> PROBLEM DESCRIPTION
Locate the string "Observatory" in the listing below. Copy every line where it is found.

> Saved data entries
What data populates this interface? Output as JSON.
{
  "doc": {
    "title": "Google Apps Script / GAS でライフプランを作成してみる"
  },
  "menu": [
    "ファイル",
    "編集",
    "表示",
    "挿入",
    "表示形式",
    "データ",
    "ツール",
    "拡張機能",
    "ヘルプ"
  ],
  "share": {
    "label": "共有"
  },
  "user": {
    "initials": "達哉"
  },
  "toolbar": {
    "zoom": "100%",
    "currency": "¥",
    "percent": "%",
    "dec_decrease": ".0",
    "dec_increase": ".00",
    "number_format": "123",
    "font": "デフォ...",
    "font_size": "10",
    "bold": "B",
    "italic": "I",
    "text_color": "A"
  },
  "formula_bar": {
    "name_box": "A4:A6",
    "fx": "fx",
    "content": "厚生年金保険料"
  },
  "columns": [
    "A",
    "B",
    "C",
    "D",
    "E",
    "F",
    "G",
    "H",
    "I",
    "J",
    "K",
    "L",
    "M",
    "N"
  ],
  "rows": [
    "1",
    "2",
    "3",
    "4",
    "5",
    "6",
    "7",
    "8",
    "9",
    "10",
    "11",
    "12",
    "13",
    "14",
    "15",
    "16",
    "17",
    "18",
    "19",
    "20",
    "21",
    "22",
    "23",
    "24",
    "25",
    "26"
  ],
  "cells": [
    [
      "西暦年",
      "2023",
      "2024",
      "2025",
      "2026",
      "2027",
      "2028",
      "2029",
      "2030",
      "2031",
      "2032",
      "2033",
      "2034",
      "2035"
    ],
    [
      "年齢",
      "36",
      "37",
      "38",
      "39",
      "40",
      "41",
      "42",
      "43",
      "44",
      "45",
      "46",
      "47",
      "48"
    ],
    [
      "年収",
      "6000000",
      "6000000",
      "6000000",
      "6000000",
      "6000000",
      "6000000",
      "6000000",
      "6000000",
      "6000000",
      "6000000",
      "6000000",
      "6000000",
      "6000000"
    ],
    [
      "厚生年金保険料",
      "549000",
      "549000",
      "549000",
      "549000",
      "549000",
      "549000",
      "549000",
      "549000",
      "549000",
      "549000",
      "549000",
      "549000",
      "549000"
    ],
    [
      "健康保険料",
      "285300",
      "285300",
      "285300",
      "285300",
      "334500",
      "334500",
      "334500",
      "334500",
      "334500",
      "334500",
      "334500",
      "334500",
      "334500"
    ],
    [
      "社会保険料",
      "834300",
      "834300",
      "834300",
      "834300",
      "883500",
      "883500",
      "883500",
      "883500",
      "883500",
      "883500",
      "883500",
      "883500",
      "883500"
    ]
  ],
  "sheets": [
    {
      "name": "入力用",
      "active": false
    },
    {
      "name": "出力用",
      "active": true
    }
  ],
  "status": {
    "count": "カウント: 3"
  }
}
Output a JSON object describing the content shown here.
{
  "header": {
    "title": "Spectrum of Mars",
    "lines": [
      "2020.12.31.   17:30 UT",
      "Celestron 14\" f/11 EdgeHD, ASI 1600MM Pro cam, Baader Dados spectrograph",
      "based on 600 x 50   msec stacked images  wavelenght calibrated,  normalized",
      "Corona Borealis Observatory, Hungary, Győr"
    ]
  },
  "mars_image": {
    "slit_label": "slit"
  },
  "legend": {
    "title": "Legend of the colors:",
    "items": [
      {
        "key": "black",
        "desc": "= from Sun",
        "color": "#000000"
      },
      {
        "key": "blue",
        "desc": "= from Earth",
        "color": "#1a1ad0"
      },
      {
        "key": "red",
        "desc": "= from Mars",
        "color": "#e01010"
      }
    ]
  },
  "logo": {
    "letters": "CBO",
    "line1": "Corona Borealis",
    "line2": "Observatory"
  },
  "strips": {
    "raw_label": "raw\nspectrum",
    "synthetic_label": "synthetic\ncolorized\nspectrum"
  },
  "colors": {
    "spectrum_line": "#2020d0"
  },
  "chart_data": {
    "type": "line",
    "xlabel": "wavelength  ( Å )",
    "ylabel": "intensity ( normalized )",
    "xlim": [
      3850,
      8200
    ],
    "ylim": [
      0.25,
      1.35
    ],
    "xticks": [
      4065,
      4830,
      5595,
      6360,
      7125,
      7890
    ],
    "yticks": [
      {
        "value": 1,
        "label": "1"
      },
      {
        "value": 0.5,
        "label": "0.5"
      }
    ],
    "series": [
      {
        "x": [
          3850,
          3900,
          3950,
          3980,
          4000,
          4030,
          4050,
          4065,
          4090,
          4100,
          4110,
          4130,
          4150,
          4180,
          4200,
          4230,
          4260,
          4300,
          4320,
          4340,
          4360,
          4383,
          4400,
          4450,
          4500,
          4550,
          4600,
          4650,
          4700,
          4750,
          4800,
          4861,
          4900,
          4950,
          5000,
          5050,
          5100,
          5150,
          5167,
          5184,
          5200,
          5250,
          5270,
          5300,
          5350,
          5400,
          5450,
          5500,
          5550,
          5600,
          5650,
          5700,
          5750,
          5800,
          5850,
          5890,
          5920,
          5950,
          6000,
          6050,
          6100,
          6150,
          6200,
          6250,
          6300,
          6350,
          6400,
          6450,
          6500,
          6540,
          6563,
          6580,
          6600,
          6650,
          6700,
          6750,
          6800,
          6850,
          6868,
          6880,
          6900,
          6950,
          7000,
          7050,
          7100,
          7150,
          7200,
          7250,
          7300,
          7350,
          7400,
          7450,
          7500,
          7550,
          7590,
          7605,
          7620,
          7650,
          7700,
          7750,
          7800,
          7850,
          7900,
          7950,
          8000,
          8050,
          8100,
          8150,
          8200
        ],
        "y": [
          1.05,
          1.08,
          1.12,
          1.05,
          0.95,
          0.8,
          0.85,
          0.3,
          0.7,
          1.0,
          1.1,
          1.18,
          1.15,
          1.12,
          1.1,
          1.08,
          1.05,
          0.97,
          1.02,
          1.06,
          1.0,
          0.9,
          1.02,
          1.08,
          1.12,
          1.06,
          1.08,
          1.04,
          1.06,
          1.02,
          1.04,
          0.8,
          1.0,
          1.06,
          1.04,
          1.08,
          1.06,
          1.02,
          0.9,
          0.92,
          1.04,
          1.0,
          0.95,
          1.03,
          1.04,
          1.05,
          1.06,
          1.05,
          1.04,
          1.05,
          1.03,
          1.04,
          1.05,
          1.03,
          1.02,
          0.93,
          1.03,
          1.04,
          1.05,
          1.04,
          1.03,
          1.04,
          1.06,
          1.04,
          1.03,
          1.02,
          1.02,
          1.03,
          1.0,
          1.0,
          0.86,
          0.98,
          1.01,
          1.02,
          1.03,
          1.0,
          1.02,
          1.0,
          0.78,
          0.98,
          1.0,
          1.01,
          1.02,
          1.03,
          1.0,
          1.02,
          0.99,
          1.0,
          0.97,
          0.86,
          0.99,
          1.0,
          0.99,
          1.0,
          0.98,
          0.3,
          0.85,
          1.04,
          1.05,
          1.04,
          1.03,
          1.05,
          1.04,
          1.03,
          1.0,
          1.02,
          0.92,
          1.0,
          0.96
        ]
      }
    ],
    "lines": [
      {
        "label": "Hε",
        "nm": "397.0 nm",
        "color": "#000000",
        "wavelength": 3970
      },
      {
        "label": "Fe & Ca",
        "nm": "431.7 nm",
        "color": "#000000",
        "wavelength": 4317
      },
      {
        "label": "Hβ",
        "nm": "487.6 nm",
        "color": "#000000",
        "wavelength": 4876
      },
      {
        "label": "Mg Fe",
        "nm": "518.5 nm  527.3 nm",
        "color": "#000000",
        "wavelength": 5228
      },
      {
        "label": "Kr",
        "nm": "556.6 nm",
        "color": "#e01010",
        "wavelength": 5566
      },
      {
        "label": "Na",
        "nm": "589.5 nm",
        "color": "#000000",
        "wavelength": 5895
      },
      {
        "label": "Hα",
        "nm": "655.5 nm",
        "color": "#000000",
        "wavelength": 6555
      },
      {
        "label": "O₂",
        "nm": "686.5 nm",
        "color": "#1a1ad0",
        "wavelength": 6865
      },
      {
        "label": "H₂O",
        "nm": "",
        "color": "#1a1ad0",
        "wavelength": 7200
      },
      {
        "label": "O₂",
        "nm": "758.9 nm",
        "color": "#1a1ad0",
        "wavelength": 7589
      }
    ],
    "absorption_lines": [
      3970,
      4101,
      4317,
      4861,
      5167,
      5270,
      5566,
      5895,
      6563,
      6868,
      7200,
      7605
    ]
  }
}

> RESULT OF THE EXERCISE
      "Corona Borealis Observatory, Hungary, Győr"
    "line2": "Observatory"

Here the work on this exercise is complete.